▶ [GIVEN INSTRUCTION]:
Each entry below must be repeated word for word.

Dataset entries:
= = = = = = =
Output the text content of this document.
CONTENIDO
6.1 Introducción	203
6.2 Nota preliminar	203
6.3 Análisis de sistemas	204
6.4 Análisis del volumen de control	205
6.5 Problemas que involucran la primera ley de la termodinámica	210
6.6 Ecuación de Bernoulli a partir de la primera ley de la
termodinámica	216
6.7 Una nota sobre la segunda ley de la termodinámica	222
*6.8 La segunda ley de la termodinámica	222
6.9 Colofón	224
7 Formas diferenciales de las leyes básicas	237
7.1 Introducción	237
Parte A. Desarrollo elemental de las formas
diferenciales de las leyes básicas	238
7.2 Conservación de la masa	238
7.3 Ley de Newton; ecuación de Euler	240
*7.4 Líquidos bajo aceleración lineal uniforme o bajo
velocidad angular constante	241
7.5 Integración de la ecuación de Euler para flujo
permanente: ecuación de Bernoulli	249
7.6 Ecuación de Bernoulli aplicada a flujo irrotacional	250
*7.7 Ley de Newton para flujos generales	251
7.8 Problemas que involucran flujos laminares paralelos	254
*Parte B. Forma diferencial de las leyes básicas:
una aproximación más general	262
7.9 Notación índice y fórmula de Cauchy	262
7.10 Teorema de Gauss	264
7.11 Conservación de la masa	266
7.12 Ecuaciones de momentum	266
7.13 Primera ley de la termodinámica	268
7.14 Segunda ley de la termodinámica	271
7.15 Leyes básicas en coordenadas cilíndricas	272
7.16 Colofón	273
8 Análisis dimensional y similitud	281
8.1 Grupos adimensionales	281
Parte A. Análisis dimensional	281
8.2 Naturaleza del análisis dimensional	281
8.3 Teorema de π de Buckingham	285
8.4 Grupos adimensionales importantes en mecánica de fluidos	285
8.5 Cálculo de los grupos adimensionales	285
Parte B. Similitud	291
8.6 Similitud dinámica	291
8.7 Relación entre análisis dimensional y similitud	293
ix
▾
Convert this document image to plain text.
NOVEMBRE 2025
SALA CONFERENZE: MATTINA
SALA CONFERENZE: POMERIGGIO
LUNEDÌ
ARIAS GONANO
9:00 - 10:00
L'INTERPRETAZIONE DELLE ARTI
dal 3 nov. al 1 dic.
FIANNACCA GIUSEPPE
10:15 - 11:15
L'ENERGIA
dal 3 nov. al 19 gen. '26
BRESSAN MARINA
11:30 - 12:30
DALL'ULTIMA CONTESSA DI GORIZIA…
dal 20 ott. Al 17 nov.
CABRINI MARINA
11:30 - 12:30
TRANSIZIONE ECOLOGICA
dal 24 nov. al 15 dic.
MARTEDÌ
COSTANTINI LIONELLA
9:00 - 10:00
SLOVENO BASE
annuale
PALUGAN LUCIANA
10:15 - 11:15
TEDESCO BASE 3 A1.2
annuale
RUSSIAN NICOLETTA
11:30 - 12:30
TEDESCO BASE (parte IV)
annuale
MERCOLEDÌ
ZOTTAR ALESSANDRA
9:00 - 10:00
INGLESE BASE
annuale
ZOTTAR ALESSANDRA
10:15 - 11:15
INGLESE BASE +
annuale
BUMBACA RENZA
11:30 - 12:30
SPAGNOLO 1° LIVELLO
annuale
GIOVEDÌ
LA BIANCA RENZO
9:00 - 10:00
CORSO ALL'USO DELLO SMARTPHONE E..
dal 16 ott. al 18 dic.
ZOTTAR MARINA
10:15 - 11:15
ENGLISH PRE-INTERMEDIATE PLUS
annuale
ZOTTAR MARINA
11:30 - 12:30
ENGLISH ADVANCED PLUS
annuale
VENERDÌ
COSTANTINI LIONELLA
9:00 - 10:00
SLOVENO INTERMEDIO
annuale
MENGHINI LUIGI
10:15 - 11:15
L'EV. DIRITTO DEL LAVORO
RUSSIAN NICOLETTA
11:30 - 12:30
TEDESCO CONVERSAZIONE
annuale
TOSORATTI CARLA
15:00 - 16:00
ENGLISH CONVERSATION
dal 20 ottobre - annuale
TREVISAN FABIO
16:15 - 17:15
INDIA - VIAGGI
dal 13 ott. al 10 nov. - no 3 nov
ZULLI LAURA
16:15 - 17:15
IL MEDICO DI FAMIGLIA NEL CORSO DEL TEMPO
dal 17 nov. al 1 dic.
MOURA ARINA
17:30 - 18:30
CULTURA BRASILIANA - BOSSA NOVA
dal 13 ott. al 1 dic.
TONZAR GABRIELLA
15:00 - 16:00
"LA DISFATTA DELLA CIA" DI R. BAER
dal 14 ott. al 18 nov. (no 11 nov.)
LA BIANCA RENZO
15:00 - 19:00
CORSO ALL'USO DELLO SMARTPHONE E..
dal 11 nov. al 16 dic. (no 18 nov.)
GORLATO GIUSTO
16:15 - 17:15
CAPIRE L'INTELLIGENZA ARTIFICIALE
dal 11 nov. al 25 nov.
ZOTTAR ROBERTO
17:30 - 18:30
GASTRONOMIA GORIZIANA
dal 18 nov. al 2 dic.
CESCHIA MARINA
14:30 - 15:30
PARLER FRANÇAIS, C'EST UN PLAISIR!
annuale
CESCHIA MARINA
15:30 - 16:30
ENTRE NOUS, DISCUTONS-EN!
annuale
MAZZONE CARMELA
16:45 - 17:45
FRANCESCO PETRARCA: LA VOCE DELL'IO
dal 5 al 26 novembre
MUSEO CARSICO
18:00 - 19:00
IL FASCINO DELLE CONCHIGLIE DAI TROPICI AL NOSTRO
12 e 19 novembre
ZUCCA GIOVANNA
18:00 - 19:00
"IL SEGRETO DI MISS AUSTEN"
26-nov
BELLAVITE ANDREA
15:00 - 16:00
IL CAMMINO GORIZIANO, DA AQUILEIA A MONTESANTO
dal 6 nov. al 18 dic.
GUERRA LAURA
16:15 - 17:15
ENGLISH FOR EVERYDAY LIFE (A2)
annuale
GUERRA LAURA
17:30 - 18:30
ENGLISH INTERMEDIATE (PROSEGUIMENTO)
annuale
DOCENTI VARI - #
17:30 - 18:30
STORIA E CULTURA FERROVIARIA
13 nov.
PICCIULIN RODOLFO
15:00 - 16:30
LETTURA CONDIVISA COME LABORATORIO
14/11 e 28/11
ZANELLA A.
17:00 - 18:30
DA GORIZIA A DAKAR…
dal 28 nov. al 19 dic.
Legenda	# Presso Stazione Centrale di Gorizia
= = = = = = =
▶ [REPLY TO THE EXERCISE]:
Output the text content of this document.
CONTENIDO
6.1 Introducción	203
6.2 Nota preliminar	203
6.3 Análisis de sistemas	204
6.4 Análisis del volumen de control	205
6.5 Problemas que involucran la primera ley de la termodinámica	210
6.6 Ecuación de Bernoulli a partir de la primera ley de la
termodinámica	216
6.7 Una nota sobre la segunda ley de la termodinámica	222
*6.8 La segunda ley de la termodinámica	222
6.9 Colofón	224
7 Formas diferenciales de las leyes básicas	237
7.1 Introducción	237
Parte A. Desarrollo elemental de las formas
diferenciales de las leyes básicas	238
7.2 Conservación de la masa	238
7.3 Ley de Newton; ecuación de Euler	240
*7.4 Líquidos bajo aceleración lineal uniforme o bajo
velocidad angular constante	241
7.5 Integración de la ecuación de Euler para flujo
permanente: ecuación de Bernoulli	249
7.6 Ecuación de Bernoulli aplicada a flujo irrotacional	250
*7.7 Ley de Newton para flujos generales	251
7.8 Problemas que involucran flujos laminares paralelos	254
*Parte B. Forma diferencial de las leyes básicas:
una aproximación más general	262
7.9 Notación índice y fórmula de Cauchy	262
7.10 Teorema de Gauss	264
7.11 Conservación de la masa	266
7.12 Ecuaciones de momentum	266
7.13 Primera ley de la termodinámica	268
7.14 Segunda ley de la termodinámica	271
7.15 Leyes básicas en coordenadas cilíndricas	272
7.16 Colofón	273
8 Análisis dimensional y similitud	281
8.1 Grupos adimensionales	281
Parte A. Análisis dimensional	281
8.2 Naturaleza del análisis dimensional	281
8.3 Teorema de π de Buckingham	285
8.4 Grupos adimensionales importantes en mecánica de fluidos	285
8.5 Cálculo de los grupos adimensionales	285
Parte B. Similitud	291
8.6 Similitud dinámica	291
8.7 Relación entre análisis dimensional y similitud	293
ix
▾
Convert this document image to plain text.
NOVEMBRE 2025
SALA CONFERENZE: MATTINA
SALA CONFERENZE: POMERIGGIO
LUNEDÌ
ARIAS GONANO
9:00 - 10:00
L'INTERPRETAZIONE DELLE ARTI
dal 3 nov. al 1 dic.
FIANNACCA GIUSEPPE
10:15 - 11:15
L'ENERGIA
dal 3 nov. al 19 gen. '26
BRESSAN MARINA
11:30 - 12:30
DALL'ULTIMA CONTESSA DI GORIZIA…
dal 20 ott. Al 17 nov.
CABRINI MARINA
11:30 - 12:30
TRANSIZIONE ECOLOGICA
dal 24 nov. al 15 dic.
MARTEDÌ
COSTANTINI LIONELLA
9:00 - 10:00
SLOVENO BASE
annuale
PALUGAN LUCIANA
10:15 - 11:15
TEDESCO BASE 3 A1.2
annuale
RUSSIAN NICOLETTA
11:30 - 12:30
TEDESCO BASE (parte IV)
annuale
MERCOLEDÌ
ZOTTAR ALESSANDRA
9:00 - 10:00
INGLESE BASE
annuale
ZOTTAR ALESSANDRA
10:15 - 11:15
INGLESE BASE +
annuale
BUMBACA RENZA
11:30 - 12:30
SPAGNOLO 1° LIVELLO
annuale
GIOVEDÌ
LA BIANCA RENZO
9:00 - 10:00
CORSO ALL'USO DELLO SMARTPHONE E..
dal 16 ott. al 18 dic.
ZOTTAR MARINA
10:15 - 11:15
ENGLISH PRE-INTERMEDIATE PLUS
annuale
ZOTTAR MARINA
11:30 - 12:30
ENGLISH ADVANCED PLUS
annuale
VENERDÌ
COSTANTINI LIONELLA
9:00 - 10:00
SLOVENO INTERMEDIO
annuale
MENGHINI LUIGI
10:15 - 11:15
L'EV. DIRITTO DEL LAVORO
RUSSIAN NICOLETTA
11:30 - 12:30
TEDESCO CONVERSAZIONE
annuale
TOSORATTI CARLA
15:00 - 16:00
ENGLISH CONVERSATION
dal 20 ottobre - annuale
TREVISAN FABIO
16:15 - 17:15
INDIA - VIAGGI
dal 13 ott. al 10 nov. - no 3 nov
ZULLI LAURA
16:15 - 17:15
IL MEDICO DI FAMIGLIA NEL CORSO DEL TEMPO
dal 17 nov. al 1 dic.
MOURA ARINA
17:30 - 18:30
CULTURA BRASILIANA - BOSSA NOVA
dal 13 ott. al 1 dic.
TONZAR GABRIELLA
15:00 - 16:00
"LA DISFATTA DELLA CIA" DI R. BAER
dal 14 ott. al 18 nov. (no 11 nov.)
LA BIANCA RENZO
15:00 - 19:00
CORSO ALL'USO DELLO SMARTPHONE E..
dal 11 nov. al 16 dic. (no 18 nov.)
GORLATO GIUSTO
16:15 - 17:15
CAPIRE L'INTELLIGENZA ARTIFICIALE
dal 11 nov. al 25 nov.
ZOTTAR ROBERTO
17:30 - 18:30
GASTRONOMIA GORIZIANA
dal 18 nov. al 2 dic.
CESCHIA MARINA
14:30 - 15:30
PARLER FRANÇAIS, C'EST UN PLAISIR!
annuale
CESCHIA MARINA
15:30 - 16:30
ENTRE NOUS, DISCUTONS-EN!
annuale
MAZZONE CARMELA
16:45 - 17:45
FRANCESCO PETRARCA: LA VOCE DELL'IO
dal 5 al 26 novembre
MUSEO CARSICO
18:00 - 19:00
IL FASCINO DELLE CONCHIGLIE DAI TROPICI AL NOSTRO
12 e 19 novembre
ZUCCA GIOVANNA
18:00 - 19:00
"IL SEGRETO DI MISS AUSTEN"
26-nov
BELLAVITE ANDREA
15:00 - 16:00
IL CAMMINO GORIZIANO, DA AQUILEIA A MONTESANTO
dal 6 nov. al 18 dic.
GUERRA LAURA
16:15 - 17:15
ENGLISH FOR EVERYDAY LIFE (A2)
annuale
GUERRA LAURA
17:30 - 18:30
ENGLISH INTERMEDIATE (PROSEGUIMENTO)
annuale
DOCENTI VARI - #
17:30 - 18:30
STORIA E CULTURA FERROVIARIA
13 nov.
PICCIULIN RODOLFO
15:00 - 16:30
LETTURA CONDIVISA COME LABORATORIO
14/11 e 28/11
ZANELLA A.
17:00 - 18:30
DA GORIZIA A DAKAR…
dal 28 nov. al 19 dic.
Legenda	# Presso Stazione Centrale di Gorizia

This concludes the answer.